Excerpts from a figure dataset
---

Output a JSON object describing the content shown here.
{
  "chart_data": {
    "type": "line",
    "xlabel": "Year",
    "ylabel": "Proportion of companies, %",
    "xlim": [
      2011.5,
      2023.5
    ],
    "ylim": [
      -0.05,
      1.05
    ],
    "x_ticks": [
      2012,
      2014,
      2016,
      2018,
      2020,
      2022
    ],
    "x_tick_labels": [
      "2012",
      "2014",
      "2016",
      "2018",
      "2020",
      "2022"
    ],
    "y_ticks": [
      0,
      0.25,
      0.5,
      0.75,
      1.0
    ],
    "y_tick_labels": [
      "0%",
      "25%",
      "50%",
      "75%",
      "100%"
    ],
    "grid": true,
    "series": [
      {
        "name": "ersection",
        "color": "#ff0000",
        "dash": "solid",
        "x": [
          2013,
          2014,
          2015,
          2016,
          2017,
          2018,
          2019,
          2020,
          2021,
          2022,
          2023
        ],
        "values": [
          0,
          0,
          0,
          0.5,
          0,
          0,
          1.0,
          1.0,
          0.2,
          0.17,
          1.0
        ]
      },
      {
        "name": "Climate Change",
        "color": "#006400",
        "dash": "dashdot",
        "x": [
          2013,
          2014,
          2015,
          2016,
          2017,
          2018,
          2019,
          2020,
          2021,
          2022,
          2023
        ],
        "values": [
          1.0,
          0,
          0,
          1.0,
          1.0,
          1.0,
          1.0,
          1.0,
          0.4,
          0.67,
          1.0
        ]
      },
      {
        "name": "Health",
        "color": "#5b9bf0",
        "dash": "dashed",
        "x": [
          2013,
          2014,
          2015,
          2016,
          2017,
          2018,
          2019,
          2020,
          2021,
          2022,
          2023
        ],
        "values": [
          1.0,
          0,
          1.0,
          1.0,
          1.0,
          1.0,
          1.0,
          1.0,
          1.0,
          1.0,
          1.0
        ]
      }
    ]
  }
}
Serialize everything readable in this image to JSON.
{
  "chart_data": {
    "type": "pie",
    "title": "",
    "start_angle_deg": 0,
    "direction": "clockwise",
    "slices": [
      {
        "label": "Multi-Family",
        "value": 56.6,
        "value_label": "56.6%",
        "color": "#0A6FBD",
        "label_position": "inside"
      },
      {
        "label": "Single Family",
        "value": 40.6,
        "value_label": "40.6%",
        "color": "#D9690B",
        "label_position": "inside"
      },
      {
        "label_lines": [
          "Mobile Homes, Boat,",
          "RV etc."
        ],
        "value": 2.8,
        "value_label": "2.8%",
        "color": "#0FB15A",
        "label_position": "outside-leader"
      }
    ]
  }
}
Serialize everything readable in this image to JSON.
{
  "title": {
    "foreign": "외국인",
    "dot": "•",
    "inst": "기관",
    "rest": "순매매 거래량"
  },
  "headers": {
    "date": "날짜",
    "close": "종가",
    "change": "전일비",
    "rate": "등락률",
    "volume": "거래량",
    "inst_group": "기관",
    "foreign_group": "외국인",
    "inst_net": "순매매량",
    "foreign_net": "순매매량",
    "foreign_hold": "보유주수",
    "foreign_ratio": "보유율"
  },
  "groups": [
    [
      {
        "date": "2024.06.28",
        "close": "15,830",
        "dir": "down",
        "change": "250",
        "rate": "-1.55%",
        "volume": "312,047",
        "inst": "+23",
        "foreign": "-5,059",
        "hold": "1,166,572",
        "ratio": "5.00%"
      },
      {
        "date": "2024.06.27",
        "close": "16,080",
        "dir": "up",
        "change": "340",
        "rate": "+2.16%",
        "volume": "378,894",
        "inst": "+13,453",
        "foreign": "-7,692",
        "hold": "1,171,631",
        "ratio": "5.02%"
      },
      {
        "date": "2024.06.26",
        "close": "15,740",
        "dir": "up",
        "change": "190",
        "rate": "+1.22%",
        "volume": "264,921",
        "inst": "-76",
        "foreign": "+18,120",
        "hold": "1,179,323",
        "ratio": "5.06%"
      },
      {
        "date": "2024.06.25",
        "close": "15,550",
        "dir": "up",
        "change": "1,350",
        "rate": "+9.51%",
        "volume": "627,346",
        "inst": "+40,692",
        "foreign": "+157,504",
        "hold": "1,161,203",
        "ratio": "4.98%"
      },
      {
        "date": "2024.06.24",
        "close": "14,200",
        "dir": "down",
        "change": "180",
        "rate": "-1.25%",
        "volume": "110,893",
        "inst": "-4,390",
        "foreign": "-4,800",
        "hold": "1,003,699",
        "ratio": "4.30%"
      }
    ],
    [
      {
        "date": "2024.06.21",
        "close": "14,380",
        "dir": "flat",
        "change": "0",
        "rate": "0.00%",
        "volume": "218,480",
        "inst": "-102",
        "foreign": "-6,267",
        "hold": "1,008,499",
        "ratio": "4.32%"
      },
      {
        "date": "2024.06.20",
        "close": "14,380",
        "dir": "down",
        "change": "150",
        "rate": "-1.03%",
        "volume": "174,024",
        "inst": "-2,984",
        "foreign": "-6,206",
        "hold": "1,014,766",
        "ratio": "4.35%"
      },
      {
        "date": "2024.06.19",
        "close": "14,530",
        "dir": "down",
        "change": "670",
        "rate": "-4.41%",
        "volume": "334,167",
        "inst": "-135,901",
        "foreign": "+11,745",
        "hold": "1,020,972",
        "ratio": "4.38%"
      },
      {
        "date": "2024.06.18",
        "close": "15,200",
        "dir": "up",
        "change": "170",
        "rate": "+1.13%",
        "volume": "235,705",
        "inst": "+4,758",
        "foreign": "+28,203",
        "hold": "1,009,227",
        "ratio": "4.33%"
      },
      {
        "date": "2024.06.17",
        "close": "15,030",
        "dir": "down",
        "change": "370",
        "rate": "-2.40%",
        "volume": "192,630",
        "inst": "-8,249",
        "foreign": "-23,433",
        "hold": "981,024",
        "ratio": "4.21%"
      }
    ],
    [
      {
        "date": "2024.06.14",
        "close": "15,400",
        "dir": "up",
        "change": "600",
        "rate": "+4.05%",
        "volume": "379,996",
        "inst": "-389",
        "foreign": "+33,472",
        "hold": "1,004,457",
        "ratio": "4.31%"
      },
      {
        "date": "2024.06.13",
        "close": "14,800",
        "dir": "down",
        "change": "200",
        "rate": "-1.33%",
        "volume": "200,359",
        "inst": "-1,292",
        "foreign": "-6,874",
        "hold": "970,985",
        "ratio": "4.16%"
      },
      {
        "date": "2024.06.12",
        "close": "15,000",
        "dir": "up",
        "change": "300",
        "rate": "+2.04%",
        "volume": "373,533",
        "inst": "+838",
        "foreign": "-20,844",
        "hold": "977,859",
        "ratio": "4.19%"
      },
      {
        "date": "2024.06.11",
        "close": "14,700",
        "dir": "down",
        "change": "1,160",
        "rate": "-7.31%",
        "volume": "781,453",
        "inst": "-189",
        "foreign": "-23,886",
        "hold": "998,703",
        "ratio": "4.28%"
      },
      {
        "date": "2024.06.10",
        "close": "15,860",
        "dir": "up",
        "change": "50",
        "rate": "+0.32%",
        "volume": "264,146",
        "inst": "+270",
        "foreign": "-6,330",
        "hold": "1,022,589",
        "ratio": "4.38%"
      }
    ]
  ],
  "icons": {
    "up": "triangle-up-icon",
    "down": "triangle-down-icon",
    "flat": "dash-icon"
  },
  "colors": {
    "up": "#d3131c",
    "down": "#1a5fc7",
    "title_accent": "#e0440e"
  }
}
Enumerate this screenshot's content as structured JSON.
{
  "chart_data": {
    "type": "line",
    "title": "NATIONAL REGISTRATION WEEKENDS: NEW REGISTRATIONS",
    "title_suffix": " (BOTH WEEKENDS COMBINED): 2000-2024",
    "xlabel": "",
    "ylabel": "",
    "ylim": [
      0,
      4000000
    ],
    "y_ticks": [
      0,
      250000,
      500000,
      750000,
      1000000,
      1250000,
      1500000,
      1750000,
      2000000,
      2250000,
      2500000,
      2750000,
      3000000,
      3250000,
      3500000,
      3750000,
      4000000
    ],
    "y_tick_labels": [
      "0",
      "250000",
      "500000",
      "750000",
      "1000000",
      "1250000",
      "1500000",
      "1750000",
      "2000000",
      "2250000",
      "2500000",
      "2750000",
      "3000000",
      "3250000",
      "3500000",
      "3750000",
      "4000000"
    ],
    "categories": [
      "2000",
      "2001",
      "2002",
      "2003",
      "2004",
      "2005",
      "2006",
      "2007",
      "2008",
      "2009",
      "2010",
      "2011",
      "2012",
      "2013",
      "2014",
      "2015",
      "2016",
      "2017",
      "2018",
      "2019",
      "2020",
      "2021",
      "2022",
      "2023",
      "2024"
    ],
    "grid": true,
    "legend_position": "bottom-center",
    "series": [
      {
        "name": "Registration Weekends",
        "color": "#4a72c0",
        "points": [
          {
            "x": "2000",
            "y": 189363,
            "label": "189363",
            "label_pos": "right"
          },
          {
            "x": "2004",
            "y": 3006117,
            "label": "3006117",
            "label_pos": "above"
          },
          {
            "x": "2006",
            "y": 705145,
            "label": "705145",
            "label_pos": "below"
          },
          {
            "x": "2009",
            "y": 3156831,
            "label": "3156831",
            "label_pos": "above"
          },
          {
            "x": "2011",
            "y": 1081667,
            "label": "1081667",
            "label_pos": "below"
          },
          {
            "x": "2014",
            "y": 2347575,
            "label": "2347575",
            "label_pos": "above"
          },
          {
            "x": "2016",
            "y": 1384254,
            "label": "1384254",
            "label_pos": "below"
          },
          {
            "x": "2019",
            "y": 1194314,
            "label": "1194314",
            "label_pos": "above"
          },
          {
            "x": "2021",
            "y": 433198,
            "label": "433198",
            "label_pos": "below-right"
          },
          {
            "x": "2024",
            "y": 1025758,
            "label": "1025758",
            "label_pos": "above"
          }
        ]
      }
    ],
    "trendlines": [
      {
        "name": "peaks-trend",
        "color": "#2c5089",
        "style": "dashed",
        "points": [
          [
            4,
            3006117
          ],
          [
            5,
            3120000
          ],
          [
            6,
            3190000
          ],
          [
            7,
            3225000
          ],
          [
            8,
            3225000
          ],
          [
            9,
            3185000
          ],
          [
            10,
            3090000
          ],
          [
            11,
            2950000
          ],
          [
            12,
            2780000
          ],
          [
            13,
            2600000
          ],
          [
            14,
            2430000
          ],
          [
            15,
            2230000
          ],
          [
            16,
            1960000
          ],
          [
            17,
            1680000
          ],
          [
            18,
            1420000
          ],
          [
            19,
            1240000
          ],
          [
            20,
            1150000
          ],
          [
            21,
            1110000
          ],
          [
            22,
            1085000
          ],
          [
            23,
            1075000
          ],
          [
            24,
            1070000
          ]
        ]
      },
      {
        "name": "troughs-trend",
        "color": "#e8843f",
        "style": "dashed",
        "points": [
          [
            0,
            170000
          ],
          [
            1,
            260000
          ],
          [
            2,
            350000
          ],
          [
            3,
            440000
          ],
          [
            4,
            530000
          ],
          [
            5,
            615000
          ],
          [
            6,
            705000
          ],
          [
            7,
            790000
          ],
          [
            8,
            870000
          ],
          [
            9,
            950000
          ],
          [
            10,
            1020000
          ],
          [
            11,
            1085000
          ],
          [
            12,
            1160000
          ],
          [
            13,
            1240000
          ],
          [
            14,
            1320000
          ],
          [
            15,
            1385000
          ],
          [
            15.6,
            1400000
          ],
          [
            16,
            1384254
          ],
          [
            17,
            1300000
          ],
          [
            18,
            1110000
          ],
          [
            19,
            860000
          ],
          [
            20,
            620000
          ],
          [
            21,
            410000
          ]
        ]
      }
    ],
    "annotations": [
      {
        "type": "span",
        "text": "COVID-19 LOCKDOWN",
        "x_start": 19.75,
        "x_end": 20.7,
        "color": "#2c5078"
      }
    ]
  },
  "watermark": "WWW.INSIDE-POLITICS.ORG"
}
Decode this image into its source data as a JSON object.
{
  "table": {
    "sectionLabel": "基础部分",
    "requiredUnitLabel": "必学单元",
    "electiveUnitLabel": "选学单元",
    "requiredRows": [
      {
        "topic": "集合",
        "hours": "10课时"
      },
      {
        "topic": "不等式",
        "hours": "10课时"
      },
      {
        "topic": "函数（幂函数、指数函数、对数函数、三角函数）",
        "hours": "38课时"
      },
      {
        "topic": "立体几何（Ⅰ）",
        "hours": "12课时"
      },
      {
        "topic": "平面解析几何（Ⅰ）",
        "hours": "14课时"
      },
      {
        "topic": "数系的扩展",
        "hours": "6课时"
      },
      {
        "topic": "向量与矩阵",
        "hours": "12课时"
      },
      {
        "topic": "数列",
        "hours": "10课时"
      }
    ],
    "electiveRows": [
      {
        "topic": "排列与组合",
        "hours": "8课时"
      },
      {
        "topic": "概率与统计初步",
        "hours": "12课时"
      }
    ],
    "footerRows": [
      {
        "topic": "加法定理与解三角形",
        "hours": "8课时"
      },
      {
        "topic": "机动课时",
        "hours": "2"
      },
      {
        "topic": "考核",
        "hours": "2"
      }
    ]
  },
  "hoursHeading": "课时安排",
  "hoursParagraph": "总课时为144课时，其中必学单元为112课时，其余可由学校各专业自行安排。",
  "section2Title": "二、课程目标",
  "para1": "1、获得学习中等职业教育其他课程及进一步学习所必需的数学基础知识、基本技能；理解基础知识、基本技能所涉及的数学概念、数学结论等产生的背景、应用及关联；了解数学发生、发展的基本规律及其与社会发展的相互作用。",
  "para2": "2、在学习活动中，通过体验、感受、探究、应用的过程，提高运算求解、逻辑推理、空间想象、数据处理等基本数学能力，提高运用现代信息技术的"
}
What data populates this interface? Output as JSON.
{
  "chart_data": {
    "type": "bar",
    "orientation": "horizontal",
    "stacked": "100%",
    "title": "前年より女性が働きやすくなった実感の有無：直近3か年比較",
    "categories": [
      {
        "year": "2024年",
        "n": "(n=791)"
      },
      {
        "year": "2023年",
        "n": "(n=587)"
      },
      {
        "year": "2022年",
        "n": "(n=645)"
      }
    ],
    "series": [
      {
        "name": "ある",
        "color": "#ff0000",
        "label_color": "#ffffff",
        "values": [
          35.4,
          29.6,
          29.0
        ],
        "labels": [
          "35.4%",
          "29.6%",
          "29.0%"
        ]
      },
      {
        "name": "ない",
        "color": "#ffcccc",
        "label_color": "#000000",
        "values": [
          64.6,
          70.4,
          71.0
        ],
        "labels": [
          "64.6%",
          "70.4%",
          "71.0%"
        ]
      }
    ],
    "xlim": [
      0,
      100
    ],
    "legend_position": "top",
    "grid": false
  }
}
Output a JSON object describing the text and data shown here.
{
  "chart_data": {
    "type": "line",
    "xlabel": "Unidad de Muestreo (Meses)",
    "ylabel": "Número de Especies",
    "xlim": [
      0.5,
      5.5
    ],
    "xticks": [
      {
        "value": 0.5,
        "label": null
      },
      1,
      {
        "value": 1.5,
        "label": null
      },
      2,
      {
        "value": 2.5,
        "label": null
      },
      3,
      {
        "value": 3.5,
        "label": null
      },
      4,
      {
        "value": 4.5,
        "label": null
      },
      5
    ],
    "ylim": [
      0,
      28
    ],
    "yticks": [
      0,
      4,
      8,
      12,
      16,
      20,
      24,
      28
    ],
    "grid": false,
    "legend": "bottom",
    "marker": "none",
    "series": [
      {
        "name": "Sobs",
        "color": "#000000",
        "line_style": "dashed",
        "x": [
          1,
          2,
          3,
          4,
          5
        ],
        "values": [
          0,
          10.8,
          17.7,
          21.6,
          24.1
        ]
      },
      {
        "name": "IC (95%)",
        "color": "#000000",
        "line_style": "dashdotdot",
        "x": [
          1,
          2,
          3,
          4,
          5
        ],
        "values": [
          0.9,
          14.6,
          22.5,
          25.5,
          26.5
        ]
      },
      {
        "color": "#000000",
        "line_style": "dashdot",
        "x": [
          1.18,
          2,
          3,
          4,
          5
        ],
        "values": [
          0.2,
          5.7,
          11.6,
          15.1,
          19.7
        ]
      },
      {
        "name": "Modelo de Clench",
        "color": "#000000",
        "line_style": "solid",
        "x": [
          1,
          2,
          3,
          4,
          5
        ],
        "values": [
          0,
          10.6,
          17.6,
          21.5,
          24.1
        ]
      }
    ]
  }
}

---

Written task
Say how many lines in the entries contain the string "this", and leave out everything else.

Complete output
5